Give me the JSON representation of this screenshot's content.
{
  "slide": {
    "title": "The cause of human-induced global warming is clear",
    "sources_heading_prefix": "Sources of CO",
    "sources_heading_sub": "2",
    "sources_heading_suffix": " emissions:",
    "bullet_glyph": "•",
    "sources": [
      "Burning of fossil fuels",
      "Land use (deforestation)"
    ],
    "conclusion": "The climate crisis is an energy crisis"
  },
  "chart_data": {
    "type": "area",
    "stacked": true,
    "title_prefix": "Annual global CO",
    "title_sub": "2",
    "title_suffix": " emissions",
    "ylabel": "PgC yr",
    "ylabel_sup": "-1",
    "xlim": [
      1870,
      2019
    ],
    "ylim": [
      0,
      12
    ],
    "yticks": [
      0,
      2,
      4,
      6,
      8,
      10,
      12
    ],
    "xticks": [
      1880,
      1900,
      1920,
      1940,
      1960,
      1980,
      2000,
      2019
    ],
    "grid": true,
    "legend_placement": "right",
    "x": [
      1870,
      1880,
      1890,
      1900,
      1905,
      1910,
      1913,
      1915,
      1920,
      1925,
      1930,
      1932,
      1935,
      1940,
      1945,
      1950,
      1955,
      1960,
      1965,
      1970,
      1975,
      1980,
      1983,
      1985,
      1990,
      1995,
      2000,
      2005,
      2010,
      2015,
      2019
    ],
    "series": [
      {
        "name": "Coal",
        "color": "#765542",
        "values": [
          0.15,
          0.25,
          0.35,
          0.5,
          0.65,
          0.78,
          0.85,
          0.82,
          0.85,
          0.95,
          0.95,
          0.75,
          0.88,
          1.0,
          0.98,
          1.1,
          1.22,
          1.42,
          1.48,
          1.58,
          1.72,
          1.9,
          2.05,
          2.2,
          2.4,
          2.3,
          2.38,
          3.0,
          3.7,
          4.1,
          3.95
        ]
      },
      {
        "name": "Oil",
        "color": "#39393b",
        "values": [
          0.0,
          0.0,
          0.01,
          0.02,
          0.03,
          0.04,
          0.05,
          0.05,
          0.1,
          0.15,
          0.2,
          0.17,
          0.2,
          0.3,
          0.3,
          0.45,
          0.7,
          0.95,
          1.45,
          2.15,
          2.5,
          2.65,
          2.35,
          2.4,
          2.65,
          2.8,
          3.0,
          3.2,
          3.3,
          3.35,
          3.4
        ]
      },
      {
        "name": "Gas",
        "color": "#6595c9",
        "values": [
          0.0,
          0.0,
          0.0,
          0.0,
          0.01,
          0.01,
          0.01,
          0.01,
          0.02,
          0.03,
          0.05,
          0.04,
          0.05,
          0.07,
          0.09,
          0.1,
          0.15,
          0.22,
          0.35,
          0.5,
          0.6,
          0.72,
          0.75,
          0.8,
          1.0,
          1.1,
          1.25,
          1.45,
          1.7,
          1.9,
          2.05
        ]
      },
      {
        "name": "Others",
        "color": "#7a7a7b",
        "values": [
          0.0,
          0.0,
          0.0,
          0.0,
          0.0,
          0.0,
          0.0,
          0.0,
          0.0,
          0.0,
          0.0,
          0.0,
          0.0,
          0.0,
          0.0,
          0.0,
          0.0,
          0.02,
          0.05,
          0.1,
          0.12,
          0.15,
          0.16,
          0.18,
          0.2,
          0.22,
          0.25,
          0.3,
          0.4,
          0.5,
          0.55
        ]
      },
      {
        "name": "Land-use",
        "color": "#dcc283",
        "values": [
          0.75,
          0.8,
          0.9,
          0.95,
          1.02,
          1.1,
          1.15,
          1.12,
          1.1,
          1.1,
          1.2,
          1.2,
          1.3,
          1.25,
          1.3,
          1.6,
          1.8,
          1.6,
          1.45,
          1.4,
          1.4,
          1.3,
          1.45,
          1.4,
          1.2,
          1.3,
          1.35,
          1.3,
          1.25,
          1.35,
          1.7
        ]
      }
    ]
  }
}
──────────
Task description –
Write out the material from the first line to the last, exactly.

Complete answer –
Give me the JSON representation of this screenshot's content.
{
  "slide": {
    "title": "The cause of human-induced global warming is clear",
    "sources_heading_prefix": "Sources of CO",
    "sources_heading_sub": "2",
    "sources_heading_suffix": " emissions:",
    "bullet_glyph": "•",
    "sources": [
      "Burning of fossil fuels",
      "Land use (deforestation)"
    ],
    "conclusion": "The climate crisis is an energy crisis"
  },
  "chart_data": {
    "type": "area",
    "stacked": true,
    "title_prefix": "Annual global CO",
    "title_sub": "2",
    "title_suffix": " emissions",
    "ylabel": "PgC yr",
    "ylabel_sup": "-1",
    "xlim": [
      1870,
      2019
    ],
    "ylim": [
      0,
      12
    ],
    "yticks": [
      0,
      2,
      4,
      6,
      8,
      10,
      12
    ],
    "xticks": [
      1880,
      1900,
      1920,
      1940,
      1960,
      1980,
      2000,
      2019
    ],
    "grid": true,
    "legend_placement": "right",
    "x": [
      1870,
      1880,
      1890,
      1900,
      1905,
      1910,
      1913,
      1915,
      1920,
      1925,
      1930,
      1932,
      1935,
      1940,
      1945,
      1950,
      1955,
      1960,
      1965,
      1970,
      1975,
      1980,
      1983,
      1985,
      1990,
      1995,
      2000,
      2005,
      2010,
      2015,
      2019
    ],
    "series": [
      {
        "name": "Coal",
        "color": "#765542",
        "values": [
          0.15,
          0.25,
          0.35,
          0.5,
          0.65,
          0.78,
          0.85,
          0.82,
          0.85,
          0.95,
          0.95,
          0.75,
          0.88,
          1.0,
          0.98,
          1.1,
          1.22,
          1.42,
          1.48,
          1.58,
          1.72,
          1.9,
          2.05,
          2.2,
          2.4,
          2.3,
          2.38,
          3.0,
          3.7,
          4.1,
          3.95
        ]
      },
      {
        "name": "Oil",
        "color": "#39393b",
        "values": [
          0.0,
          0.0,
          0.01,
          0.02,
          0.03,
          0.04,
          0.05,
          0.05,
          0.1,
          0.15,
          0.2,
          0.17,
          0.2,
          0.3,
          0.3,
          0.45,
          0.7,
          0.95,
          1.45,
          2.15,
          2.5,
          2.65,
          2.35,
          2.4,
          2.65,
          2.8,
          3.0,
          3.2,
          3.3,
          3.35,
          3.4
        ]
      },
      {
        "name": "Gas",
        "color": "#6595c9",
        "values": [
          0.0,
          0.0,
          0.0,
          0.0,
          0.01,
          0.01,
          0.01,
          0.01,
          0.02,
          0.03,
          0.05,
          0.04,
          0.05,
          0.07,
          0.09,
          0.1,
          0.15,
          0.22,
          0.35,
          0.5,
          0.6,
          0.72,
          0.75,
          0.8,
          1.0,
          1.1,
          1.25,
          1.45,
          1.7,
          1.9,
          2.05
        ]
      },
      {
        "name": "Others",
        "color": "#7a7a7b",
        "values": [
          0.0,
          0.0,
          0.0,
          0.0,
          0.0,
          0.0,
          0.0,
          0.0,
          0.0,
          0.0,
          0.0,
          0.0,
          0.0,
          0.0,
          0.0,
          0.0,
          0.0,
          0.02,
          0.05,
          0.1,
          0.12,
          0.15,
          0.16,
          0.18,
          0.2,
          0.22,
          0.25,
          0.3,
          0.4,
          0.5,
          0.55
        ]
      },
      {
        "name": "Land-use",
        "color": "#dcc283",
        "values": [
          0.75,
          0.8,
          0.9,
          0.95,
          1.02,
          1.1,
          1.15,
          1.12,
          1.1,
          1.1,
          1.2,
          1.2,
          1.3,
          1.25,
          1.3,
          1.6,
          1.8,
          1.6,
          1.45,
          1.4,
          1.4,
          1.3,
          1.45,
          1.4,
          1.2,
          1.3,
          1.35,
          1.3,
          1.25,
          1.35,
          1.7
        ]
      }
    ]
  }
}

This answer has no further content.